Segment Open
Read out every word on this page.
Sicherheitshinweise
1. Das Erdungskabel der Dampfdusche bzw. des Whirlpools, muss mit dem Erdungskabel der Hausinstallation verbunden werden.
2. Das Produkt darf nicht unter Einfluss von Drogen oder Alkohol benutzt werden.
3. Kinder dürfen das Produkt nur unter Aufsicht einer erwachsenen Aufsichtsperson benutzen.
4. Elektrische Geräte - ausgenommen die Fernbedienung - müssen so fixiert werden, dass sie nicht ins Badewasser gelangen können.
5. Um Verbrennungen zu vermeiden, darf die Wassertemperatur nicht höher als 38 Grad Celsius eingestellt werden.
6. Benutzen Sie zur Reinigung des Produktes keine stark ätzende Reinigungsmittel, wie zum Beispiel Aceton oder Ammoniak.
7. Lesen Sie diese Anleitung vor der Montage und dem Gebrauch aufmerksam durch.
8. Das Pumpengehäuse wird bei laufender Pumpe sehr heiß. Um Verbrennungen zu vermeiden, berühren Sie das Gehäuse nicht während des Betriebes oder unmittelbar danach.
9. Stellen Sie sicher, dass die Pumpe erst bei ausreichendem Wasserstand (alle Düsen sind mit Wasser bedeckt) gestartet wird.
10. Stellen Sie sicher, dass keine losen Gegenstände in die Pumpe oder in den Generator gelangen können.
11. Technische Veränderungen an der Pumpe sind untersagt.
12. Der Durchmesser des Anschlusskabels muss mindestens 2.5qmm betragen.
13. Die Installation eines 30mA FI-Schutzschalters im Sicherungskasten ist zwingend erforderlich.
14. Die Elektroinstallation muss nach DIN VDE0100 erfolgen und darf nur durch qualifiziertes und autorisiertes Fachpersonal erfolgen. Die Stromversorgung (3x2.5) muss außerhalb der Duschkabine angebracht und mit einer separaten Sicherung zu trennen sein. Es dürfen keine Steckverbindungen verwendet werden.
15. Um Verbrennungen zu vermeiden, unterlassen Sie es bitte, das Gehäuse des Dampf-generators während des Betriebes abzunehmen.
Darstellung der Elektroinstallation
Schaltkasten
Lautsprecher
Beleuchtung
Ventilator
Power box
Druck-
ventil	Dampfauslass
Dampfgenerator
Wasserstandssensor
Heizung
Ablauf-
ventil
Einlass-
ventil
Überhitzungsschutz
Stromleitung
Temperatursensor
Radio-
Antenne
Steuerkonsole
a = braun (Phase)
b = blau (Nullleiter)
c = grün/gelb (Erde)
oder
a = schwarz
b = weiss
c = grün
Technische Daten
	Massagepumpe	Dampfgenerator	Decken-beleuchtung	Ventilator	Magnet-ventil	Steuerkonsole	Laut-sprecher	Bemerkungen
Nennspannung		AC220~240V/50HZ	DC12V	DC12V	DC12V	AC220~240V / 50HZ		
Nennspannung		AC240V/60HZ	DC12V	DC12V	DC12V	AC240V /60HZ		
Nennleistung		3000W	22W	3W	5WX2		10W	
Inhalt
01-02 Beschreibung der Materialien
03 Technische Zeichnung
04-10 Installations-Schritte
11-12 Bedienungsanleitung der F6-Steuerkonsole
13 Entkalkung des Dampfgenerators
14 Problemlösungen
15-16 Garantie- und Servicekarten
Segment Closed
To do: What lines of the material contain "während"? Show them.

Task solution:
8. Das Pumpengehäuse wird bei laufender Pumpe sehr heiß. Um Verbrennungen zu vermeiden, berühren Sie das Gehäuse nicht während des Betriebes oder unmittelbar danach.
15. Um Verbrennungen zu vermeiden, unterlassen Sie es bitte, das Gehäuse des Dampf-generators während des Betriebes abzunehmen.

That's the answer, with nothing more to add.